= GIVEN RECORDS =
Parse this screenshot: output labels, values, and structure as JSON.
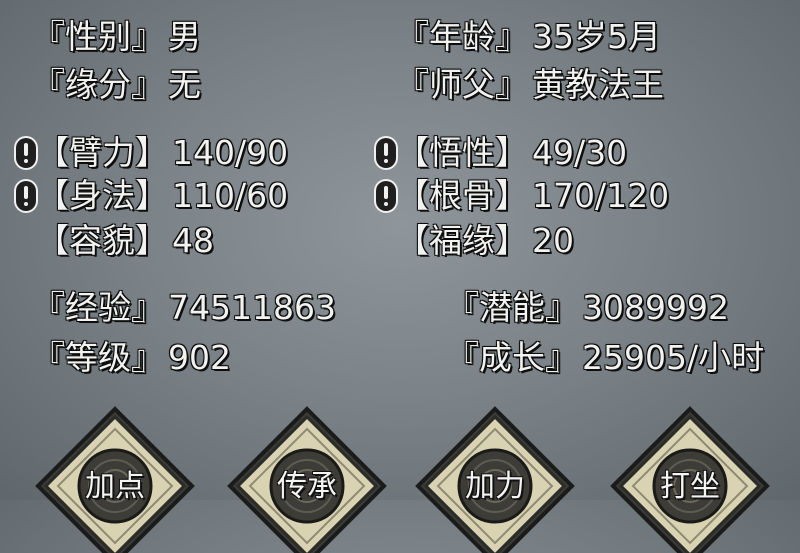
{
  "profile": {
    "gender": {
      "label": "『性别』",
      "value": "男"
    },
    "age": {
      "label": "『年龄』",
      "value": "35岁5月"
    },
    "fate": {
      "label": "『缘分』",
      "value": "无"
    },
    "master": {
      "label": "『师父』",
      "value": "黄教法王"
    }
  },
  "attributes": {
    "strength": {
      "label": "【臂力】",
      "value": "140/90",
      "warning": true
    },
    "comprehension": {
      "label": "【悟性】",
      "value": "49/30",
      "warning": true
    },
    "agility": {
      "label": "【身法】",
      "value": "110/60",
      "warning": true
    },
    "constitution": {
      "label": "【根骨】",
      "value": "170/120",
      "warning": true
    },
    "appearance": {
      "label": "【容貌】",
      "value": "48",
      "warning": false
    },
    "luck": {
      "label": "【福缘】",
      "value": "20",
      "warning": false
    }
  },
  "progress": {
    "experience": {
      "label": "『经验』",
      "value": "74511863"
    },
    "potential": {
      "label": "『潜能』",
      "value": "3089992"
    },
    "level": {
      "label": "『等级』",
      "value": "902"
    },
    "growth": {
      "label": "『成长』",
      "value": "25905/小时"
    }
  },
  "actions": {
    "add_points": "加点",
    "inherit": "传承",
    "add_force": "加力",
    "meditate": "打坐"
  },
  "colors": {
    "background": "#7b8388",
    "text": "#f2f2f0",
    "button_fill": "#d9d3b4",
    "button_border": "#1b1b1b",
    "warning_icon": "#1f1f1f"
  },
  "icons": {
    "warning": "exclamation-icon",
    "button_orb": "swirl-orb-icon"
  }
}
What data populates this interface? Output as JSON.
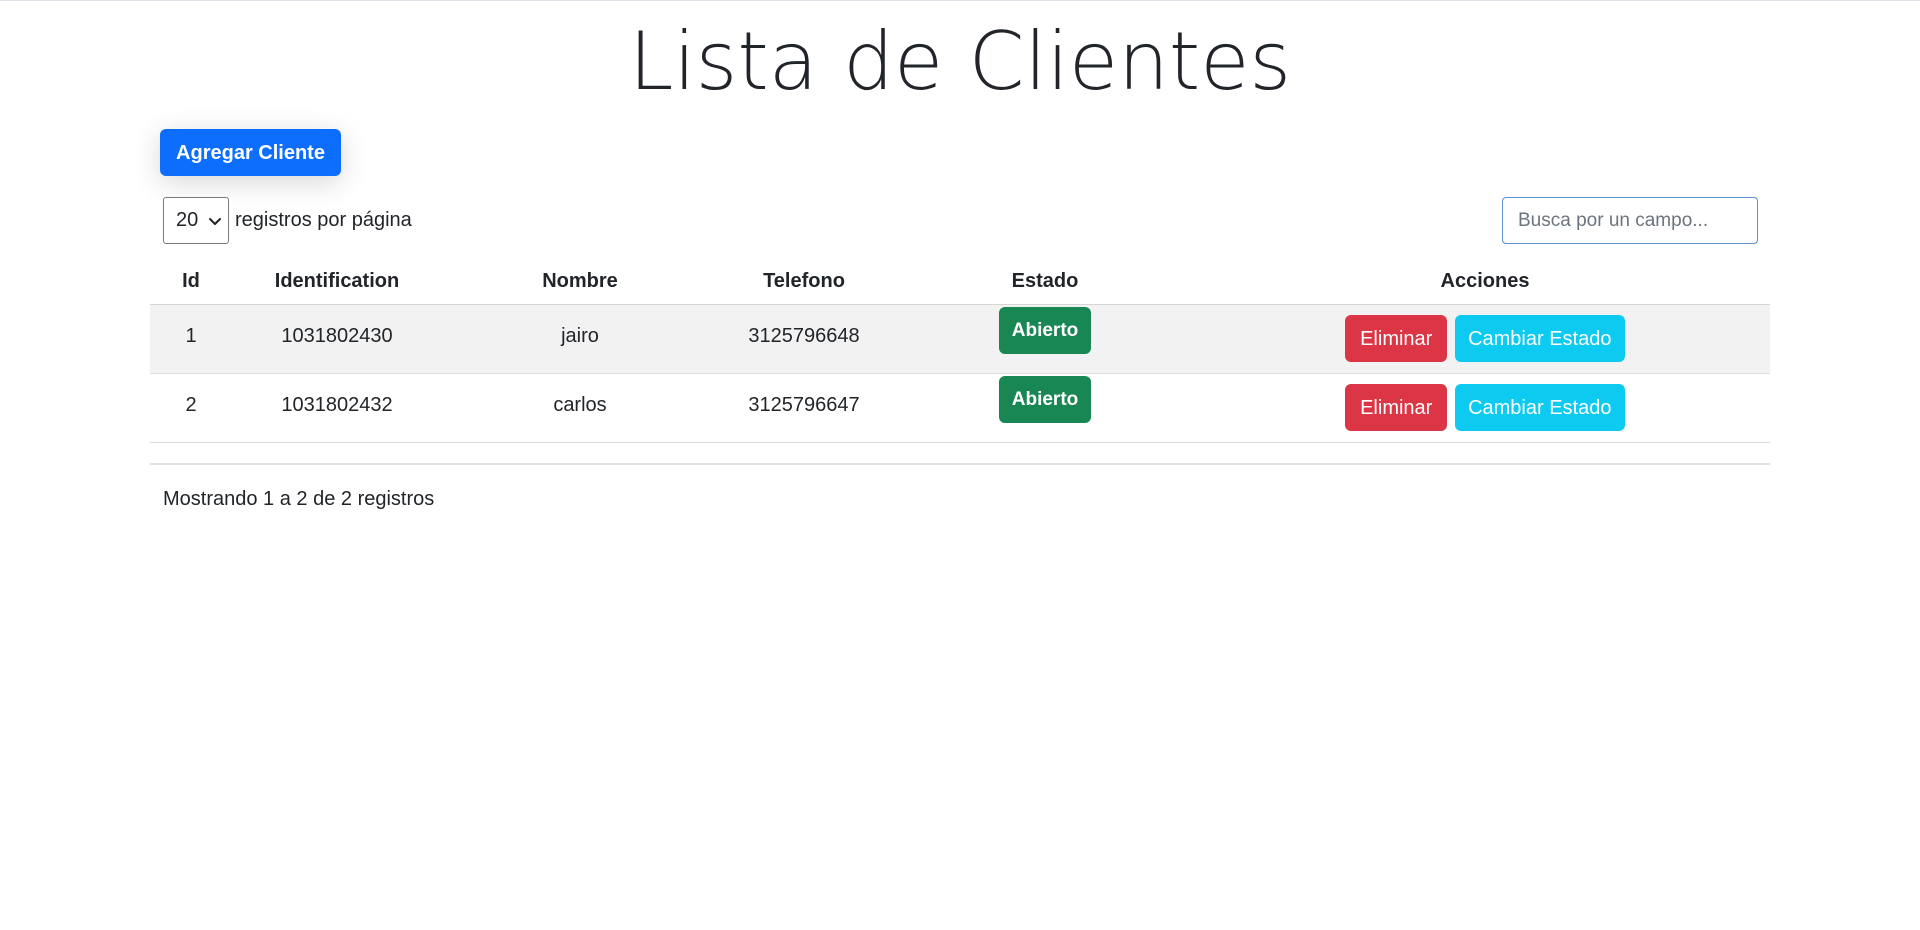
{
  "page": {
    "title": "Lista de Clientes"
  },
  "toolbar": {
    "add_label": "Agregar Cliente"
  },
  "length_menu": {
    "selected": "20",
    "label": "registros por página"
  },
  "search": {
    "placeholder": "Busca por un campo..."
  },
  "table": {
    "headers": {
      "id": "Id",
      "identification": "Identification",
      "nombre": "Nombre",
      "telefono": "Telefono",
      "estado": "Estado",
      "acciones": "Acciones"
    },
    "rows": [
      {
        "id": "1",
        "identification": "1031802430",
        "nombre": "jairo",
        "telefono": "3125796648",
        "estado": "Abierto",
        "delete_label": "Eliminar",
        "change_label": "Cambiar Estado"
      },
      {
        "id": "2",
        "identification": "1031802432",
        "nombre": "carlos",
        "telefono": "3125796647",
        "estado": "Abierto",
        "delete_label": "Eliminar",
        "change_label": "Cambiar Estado"
      }
    ]
  },
  "info": "Mostrando 1 a 2 de 2 registros",
  "colors": {
    "primary": "#0d6efd",
    "success": "#198754",
    "danger": "#dc3545",
    "info": "#0dcaf0"
  },
  "icons": {
    "select_arrow": "chevron-down-icon"
  }
}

= WORK TO COMPLETE =
Every line of the data above should be quoted exactly. Omit the pictures.

= EXERCISE OUTPUT =
Parse this screenshot: output labels, values, and structure as JSON.
{
  "profile": {
    "gender": {
      "label": "『性别』",
      "value": "男"
    },
    "age": {
      "label": "『年龄』",
      "value": "35岁5月"
    },
    "fate": {
      "label": "『缘分』",
      "value": "无"
    },
    "master": {
      "label": "『师父』",
      "value": "黄教法王"
    }
  },
  "attributes": {
    "strength": {
      "label": "【臂力】",
      "value": "140/90",
      "warning": true
    },
    "comprehension": {
      "label": "【悟性】",
      "value": "49/30",
      "warning": true
    },
    "agility": {
      "label": "【身法】",
      "value": "110/60",
      "warning": true
    },
    "constitution": {
      "label": "【根骨】",
      "value": "170/120",
      "warning": true
    },
    "appearance": {
      "label": "【容貌】",
      "value": "48",
      "warning": false
    },
    "luck": {
      "label": "【福缘】",
      "value": "20",
      "warning": false
    }
  },
  "progress": {
    "experience": {
      "label": "『经验』",
      "value": "74511863"
    },
    "potential": {
      "label": "『潜能』",
      "value": "3089992"
    },
    "level": {
      "label": "『等级』",
      "value": "902"
    },
    "growth": {
      "label": "『成长』",
      "value": "25905/小时"
    }
  },
  "actions": {
    "add_points": "加点",
    "inherit": "传承",
    "add_force": "加力",
    "meditate": "打坐"
  },
  "colors": {
    "background": "#7b8388",
    "text": "#f2f2f0",
    "button_fill": "#d9d3b4",
    "button_border": "#1b1b1b",
    "warning_icon": "#1f1f1f"
  },
  "icons": {
    "warning": "exclamation-icon",
    "button_orb": "swirl-orb-icon"
  }
}
What data populates this interface? Output as JSON.
{
  "page": {
    "title": "Lista de Clientes"
  },
  "toolbar": {
    "add_label": "Agregar Cliente"
  },
  "length_menu": {
    "selected": "20",
    "label": "registros por página"
  },
  "search": {
    "placeholder": "Busca por un campo..."
  },
  "table": {
    "headers": {
      "id": "Id",
      "identification": "Identification",
      "nombre": "Nombre",
      "telefono": "Telefono",
      "estado": "Estado",
      "acciones": "Acciones"
    },
    "rows": [
      {
        "id": "1",
        "identification": "1031802430",
        "nombre": "jairo",
        "telefono": "3125796648",
        "estado": "Abierto",
        "delete_label": "Eliminar",
        "change_label": "Cambiar Estado"
      },
      {
        "id": "2",
        "identification": "1031802432",
        "nombre": "carlos",
        "telefono": "3125796647",
        "estado": "Abierto",
        "delete_label": "Eliminar",
        "change_label": "Cambiar Estado"
      }
    ]
  },
  "info": "Mostrando 1 a 2 de 2 registros",
  "colors": {
    "primary": "#0d6efd",
    "success": "#198754",
    "danger": "#dc3545",
    "info": "#0dcaf0"
  },
  "icons": {
    "select_arrow": "chevron-down-icon"
  }
}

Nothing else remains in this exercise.